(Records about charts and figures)

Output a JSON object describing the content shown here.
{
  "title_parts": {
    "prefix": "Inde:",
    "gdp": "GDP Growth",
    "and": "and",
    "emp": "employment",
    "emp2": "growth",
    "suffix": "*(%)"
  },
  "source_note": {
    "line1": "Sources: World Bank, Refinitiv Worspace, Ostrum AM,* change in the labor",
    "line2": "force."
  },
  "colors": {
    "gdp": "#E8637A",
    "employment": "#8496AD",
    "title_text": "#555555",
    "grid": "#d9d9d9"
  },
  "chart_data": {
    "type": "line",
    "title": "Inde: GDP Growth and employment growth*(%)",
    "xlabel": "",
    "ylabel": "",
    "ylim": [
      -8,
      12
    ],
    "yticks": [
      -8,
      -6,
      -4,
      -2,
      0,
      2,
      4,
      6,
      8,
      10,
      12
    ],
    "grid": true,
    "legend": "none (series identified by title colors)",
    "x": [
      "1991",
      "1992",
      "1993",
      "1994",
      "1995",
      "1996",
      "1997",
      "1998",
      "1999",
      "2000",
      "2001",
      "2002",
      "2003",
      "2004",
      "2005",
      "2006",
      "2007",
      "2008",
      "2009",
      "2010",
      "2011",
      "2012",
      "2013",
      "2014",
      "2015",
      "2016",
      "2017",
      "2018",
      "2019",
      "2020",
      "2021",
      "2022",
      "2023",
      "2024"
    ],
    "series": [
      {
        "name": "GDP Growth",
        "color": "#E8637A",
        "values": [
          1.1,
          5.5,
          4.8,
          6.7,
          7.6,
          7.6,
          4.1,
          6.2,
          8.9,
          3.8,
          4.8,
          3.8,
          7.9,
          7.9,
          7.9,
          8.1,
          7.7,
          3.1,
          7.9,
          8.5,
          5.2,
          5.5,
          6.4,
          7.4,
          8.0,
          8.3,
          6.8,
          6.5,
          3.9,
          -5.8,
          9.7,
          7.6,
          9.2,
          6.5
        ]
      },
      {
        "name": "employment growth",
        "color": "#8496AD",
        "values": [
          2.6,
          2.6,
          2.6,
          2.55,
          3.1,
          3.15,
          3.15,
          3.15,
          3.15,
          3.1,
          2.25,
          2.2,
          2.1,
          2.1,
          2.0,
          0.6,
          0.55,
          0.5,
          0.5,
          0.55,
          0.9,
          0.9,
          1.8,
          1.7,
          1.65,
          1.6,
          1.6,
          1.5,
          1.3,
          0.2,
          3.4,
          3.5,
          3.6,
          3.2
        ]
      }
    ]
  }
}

*Task objective:* From the records given above, copy all lines containing "name".

*Worked answer:*
        "name": "GDP Growth",
        "name": "employment growth",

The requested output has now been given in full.